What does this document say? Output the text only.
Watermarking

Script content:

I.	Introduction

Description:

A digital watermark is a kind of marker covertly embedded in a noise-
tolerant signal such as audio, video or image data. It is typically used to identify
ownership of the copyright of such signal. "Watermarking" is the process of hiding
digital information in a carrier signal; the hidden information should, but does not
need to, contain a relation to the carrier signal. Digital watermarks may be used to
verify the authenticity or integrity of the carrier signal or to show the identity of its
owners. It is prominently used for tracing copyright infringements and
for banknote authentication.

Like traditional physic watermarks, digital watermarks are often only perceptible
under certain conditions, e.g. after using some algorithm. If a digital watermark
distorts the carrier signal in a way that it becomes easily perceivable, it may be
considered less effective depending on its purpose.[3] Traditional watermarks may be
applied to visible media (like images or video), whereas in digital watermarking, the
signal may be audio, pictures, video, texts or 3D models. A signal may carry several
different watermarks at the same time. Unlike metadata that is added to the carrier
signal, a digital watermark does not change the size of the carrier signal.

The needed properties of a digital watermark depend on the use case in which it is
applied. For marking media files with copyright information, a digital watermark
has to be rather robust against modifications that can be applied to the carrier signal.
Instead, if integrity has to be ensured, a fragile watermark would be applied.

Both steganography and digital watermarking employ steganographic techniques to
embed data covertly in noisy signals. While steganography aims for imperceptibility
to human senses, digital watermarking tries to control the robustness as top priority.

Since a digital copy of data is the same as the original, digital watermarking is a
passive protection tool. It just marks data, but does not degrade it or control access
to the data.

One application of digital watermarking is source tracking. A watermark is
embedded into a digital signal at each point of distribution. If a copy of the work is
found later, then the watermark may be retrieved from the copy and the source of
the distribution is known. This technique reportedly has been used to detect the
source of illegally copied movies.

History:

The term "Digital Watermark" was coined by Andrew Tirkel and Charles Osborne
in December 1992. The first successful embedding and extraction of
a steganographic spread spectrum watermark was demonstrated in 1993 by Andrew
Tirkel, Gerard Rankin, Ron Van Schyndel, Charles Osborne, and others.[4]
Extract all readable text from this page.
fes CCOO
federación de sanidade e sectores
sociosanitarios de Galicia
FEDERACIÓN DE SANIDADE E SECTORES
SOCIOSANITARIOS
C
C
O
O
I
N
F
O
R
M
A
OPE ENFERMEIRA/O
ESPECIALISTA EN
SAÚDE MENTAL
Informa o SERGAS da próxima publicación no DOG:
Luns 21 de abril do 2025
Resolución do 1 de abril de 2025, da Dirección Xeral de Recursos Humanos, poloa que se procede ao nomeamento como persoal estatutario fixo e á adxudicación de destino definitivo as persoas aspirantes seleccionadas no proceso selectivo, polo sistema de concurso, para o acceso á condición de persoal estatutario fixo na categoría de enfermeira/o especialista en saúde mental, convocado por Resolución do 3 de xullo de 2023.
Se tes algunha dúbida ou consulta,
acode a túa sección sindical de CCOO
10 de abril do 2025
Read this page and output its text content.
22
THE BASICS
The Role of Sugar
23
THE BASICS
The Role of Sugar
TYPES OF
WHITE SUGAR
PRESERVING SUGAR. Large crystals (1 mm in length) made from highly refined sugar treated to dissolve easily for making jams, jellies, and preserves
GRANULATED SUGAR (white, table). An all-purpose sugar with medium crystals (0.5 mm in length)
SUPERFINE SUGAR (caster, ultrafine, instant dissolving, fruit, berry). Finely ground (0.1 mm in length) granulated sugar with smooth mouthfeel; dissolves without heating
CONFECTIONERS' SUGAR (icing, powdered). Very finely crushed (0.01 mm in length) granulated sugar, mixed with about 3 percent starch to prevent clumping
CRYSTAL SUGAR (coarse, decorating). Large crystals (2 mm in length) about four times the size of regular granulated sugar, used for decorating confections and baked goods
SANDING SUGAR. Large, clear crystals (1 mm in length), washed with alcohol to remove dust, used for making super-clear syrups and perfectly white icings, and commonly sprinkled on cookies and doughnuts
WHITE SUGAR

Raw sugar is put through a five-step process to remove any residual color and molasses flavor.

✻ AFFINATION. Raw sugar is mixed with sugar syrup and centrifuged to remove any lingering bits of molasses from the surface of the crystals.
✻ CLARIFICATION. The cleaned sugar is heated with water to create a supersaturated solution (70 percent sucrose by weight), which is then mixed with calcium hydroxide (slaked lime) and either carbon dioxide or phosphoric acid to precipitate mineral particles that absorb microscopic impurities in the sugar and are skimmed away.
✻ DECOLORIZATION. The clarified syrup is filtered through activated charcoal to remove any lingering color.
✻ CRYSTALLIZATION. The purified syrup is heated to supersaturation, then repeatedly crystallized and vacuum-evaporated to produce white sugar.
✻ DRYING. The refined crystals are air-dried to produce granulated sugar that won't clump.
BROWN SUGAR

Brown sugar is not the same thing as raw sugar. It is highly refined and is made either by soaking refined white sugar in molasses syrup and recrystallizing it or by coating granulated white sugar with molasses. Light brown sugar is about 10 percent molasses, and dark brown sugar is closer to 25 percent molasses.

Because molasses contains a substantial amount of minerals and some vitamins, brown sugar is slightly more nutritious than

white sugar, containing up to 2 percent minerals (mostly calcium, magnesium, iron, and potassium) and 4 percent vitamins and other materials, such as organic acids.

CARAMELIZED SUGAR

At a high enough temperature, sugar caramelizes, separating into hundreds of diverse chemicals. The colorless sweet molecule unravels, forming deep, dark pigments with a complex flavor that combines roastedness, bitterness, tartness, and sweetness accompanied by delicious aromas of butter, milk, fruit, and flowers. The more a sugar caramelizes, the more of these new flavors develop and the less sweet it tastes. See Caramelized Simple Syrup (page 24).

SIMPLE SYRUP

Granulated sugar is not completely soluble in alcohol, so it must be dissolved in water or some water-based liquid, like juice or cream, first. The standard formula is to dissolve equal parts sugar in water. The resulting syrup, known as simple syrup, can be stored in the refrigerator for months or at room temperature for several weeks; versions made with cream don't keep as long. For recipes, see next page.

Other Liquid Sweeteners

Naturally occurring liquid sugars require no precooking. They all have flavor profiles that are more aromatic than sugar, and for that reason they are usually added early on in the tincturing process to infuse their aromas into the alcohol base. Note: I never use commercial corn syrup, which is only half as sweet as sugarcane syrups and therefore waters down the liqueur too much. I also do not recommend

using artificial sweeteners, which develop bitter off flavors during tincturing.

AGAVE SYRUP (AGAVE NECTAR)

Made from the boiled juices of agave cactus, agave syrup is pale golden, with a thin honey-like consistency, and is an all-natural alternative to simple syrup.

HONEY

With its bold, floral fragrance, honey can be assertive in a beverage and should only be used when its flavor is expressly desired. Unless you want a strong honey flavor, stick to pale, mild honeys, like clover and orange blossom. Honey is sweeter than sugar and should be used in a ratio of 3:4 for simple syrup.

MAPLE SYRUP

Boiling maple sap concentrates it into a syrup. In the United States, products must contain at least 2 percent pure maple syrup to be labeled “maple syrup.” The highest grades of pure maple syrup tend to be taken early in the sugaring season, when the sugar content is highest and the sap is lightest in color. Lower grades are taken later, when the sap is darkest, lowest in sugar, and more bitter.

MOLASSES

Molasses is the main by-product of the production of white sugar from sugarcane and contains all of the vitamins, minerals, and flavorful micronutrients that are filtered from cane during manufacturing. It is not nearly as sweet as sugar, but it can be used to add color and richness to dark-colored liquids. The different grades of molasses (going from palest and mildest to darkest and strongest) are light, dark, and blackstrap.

───

WORK TO COMPLETE: Pull every line containing the word "tincturing" out of the entries above.

RESPONSE TO THE TASK:
Naturally occurring liquid sugars require no precooking. They all have flavor profiles that are more aromatic than sugar, and for that reason they are usually added early on in the tincturing process to infuse their aromas into the alcohol base. Note: I never use commercial corn syrup, which is only half as sweet as sugarcane syrups and therefore waters down the liqueur too much. I also do not recommend
using artificial sweeteners, which develop bitter off flavors during tincturing.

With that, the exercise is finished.